Stored data
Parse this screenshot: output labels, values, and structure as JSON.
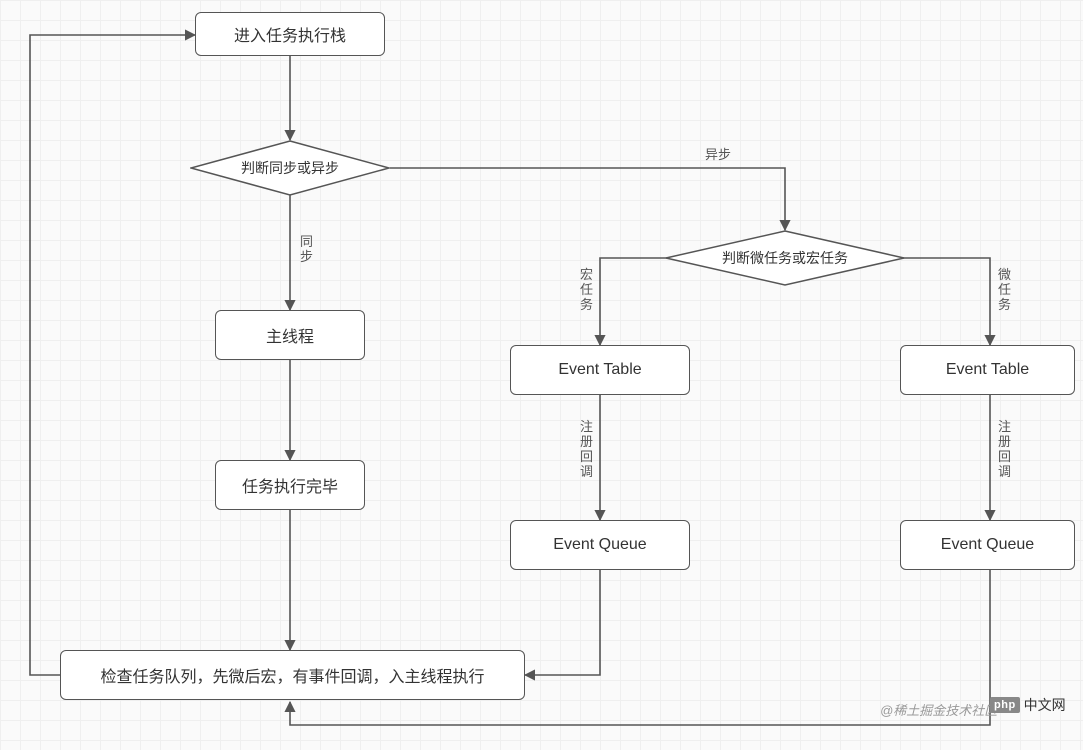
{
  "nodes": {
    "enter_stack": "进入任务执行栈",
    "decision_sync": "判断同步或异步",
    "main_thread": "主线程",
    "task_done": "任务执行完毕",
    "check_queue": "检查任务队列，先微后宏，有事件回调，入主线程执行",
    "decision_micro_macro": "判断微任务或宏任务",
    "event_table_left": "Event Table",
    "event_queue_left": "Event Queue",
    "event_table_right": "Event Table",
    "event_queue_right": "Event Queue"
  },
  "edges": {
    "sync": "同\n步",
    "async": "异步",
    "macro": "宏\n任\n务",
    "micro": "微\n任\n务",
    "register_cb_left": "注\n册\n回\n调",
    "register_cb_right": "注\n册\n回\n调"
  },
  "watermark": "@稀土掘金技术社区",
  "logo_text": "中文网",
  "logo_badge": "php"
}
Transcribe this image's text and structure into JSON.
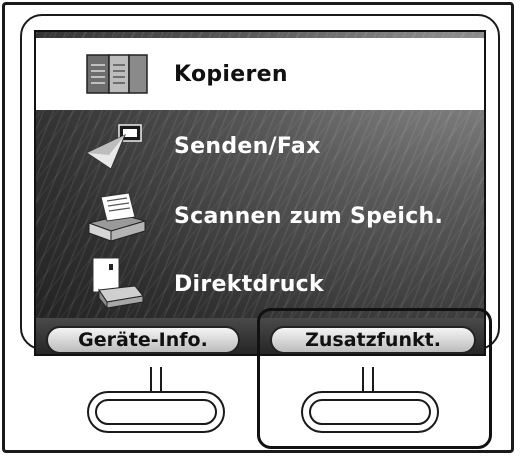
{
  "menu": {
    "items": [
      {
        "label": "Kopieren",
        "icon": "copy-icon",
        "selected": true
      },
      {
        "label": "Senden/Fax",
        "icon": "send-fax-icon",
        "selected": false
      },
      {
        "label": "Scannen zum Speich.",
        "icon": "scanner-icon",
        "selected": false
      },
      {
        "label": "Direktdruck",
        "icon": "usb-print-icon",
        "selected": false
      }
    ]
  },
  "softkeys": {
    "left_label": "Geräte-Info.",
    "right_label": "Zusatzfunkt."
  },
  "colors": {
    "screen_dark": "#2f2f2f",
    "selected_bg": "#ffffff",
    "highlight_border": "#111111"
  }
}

=== PROBLEM STATEMENT ===
In your copy of the listing above, reproduce each line exactly and omit all pictures.

=== RESULT OF THE EXERCISE ===
Parse this screenshot: output labels, values, and structure as JSON.
{
  "nodes": {
    "enter_stack": "进入任务执行栈",
    "decision_sync": "判断同步或异步",
    "main_thread": "主线程",
    "task_done": "任务执行完毕",
    "check_queue": "检查任务队列，先微后宏，有事件回调，入主线程执行",
    "decision_micro_macro": "判断微任务或宏任务",
    "event_table_left": "Event Table",
    "event_queue_left": "Event Queue",
    "event_table_right": "Event Table",
    "event_queue_right": "Event Queue"
  },
  "edges": {
    "sync": "同\n步",
    "async": "异步",
    "macro": "宏\n任\n务",
    "micro": "微\n任\n务",
    "register_cb_left": "注\n册\n回\n调",
    "register_cb_right": "注\n册\n回\n调"
  },
  "watermark": "@稀土掘金技术社区",
  "logo_text": "中文网",
  "logo_badge": "php"
}
Transcribe this image's text and structure into JSON.
{
  "menu": {
    "items": [
      {
        "label": "Kopieren",
        "icon": "copy-icon",
        "selected": true
      },
      {
        "label": "Senden/Fax",
        "icon": "send-fax-icon",
        "selected": false
      },
      {
        "label": "Scannen zum Speich.",
        "icon": "scanner-icon",
        "selected": false
      },
      {
        "label": "Direktdruck",
        "icon": "usb-print-icon",
        "selected": false
      }
    ]
  },
  "softkeys": {
    "left_label": "Geräte-Info.",
    "right_label": "Zusatzfunkt."
  },
  "colors": {
    "screen_dark": "#2f2f2f",
    "selected_bg": "#ffffff",
    "highlight_border": "#111111"
  }
}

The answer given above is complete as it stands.